_GIVEN TASK_:
Answer with nothing except the number of lines that contain the word "若反射光线与圆".

[Stored entries]
▬▬▬▬▬▬▬▬▬▬

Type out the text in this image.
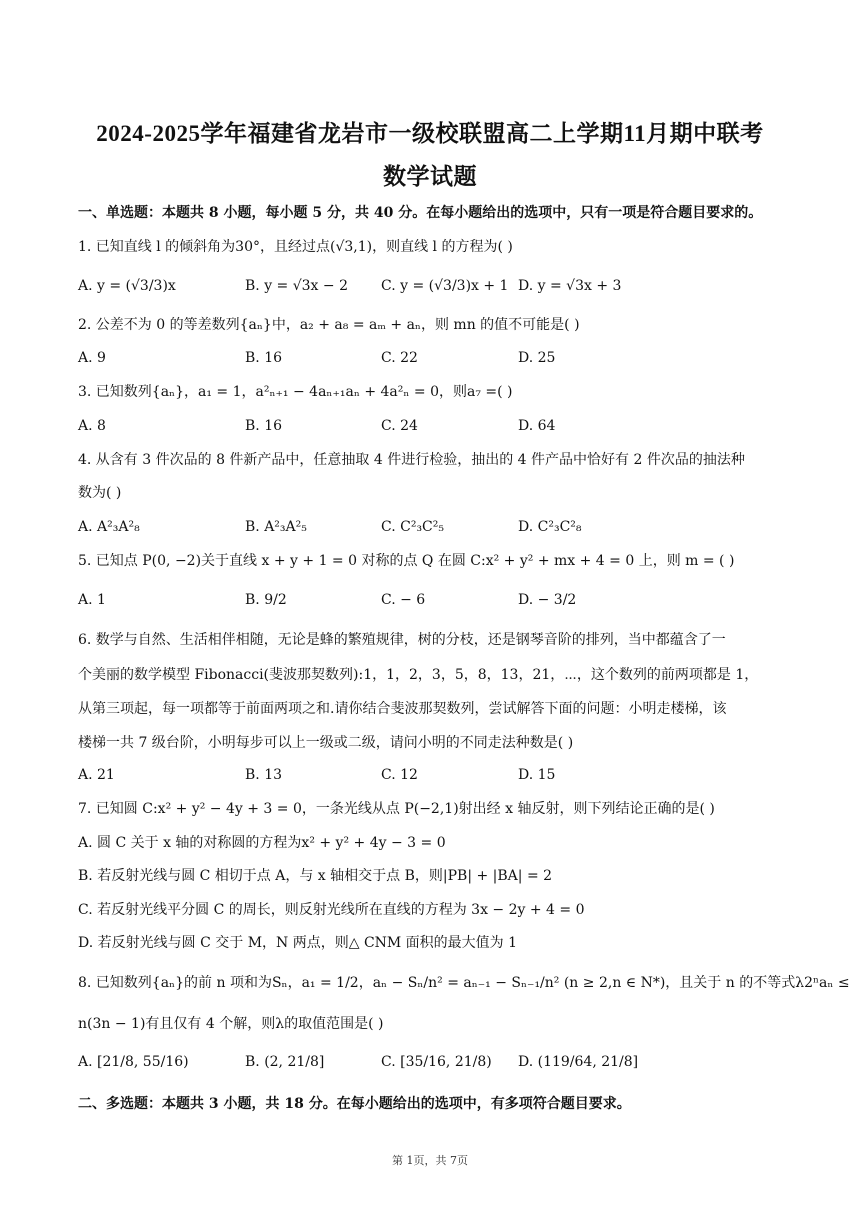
2024-2025学年福建省龙岩市一级校联盟高二上学期11月期中联考
数学试题
一、单选题：本题共 8 小题，每小题 5 分，共 40 分。在每小题给出的选项中，只有一项是符合题目要求的。
1. 已知直线 l 的倾斜角为30°，且经过点(√3,1)，则直线 l 的方程为( )
A. y = (√3/3)x	B. y = √3x − 2 C. y = (√3/3)x + 1 D. y = √3x + 3
2. 公差不为 0 的等差数列{aₙ}中，a₂ + a₈ = aₘ + aₙ，则 mn 的值不可能是( )
A. 9	B. 16	C. 22	D. 25
3. 已知数列{aₙ}，a₁ = 1，a²ₙ₊₁ − 4aₙ₊₁aₙ + 4a²ₙ = 0，则a₇ =( )
A. 8	B. 16	C. 24	D. 64
4. 从含有 3 件次品的 8 件新产品中，任意抽取 4 件进行检验，抽出的 4 件产品中恰好有 2 件次品的抽法种
数为( )
A. A²₃A²₈	B. A²₃A²₅	C. C²₃C²₅	D. C²₃C²₈
5. 已知点 P(0, −2)关于直线 x + y + 1 = 0 对称的点 Q 在圆 C:x² + y² + mx + 4 = 0 上，则 m = ( )
A. 1	B. 9/2	C. − 6	D. − 3/2
6. 数学与自然、生活相伴相随，无论是蜂的繁殖规律，树的分枝，还是钢琴音阶的排列，当中都蕴含了一
个美丽的数学模型 Fibonacci(斐波那契数列):1，1，2，3，5，8，13，21，⋯，这个数列的前两项都是 1，
从第三项起，每一项都等于前面两项之和.请你结合斐波那契数列，尝试解答下面的问题：小明走楼梯，该
楼梯一共 7 级台阶，小明每步可以上一级或二级，请问小明的不同走法种数是( )
A. 21	B. 13	C. 12	D. 15
7. 已知圆 C:x² + y² − 4y + 3 = 0，一条光线从点 P(−2,1)射出经 x 轴反射，则下列结论正确的是( )
A. 圆 C 关于 x 轴的对称圆的方程为x² + y² + 4y − 3 = 0
B. 若反射光线与圆 C 相切于点 A，与 x 轴相交于点 B，则|PB| + |BA| = 2
C. 若反射光线平分圆 C 的周长，则反射光线所在直线的方程为 3x − 2y + 4 = 0
D. 若反射光线与圆 C 交于 M，N 两点，则△ CNM 面积的最大值为 1
8. 已知数列{aₙ}的前 n 项和为Sₙ，a₁ = 1/2，aₙ − Sₙ/n² = aₙ₋₁ − Sₙ₋₁/n² (n ≥ 2,n ∈ N*)，且关于 n 的不等式λ2ⁿaₙ ≤
n(3n − 1)有且仅有 4 个解，则λ的取值范围是( )
A. [21/8, 55/16)	B. (2, 21/8]	C. [35/16, 21/8) D. (119/64, 21/8]
二、多选题：本题共 3 小题，共 18 分。在每小题给出的选项中，有多项符合题目要求。
第 1页，共 7页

▬▬▬▬▬▬▬▬▬▬

_EXERCISE SOLUTION_:
2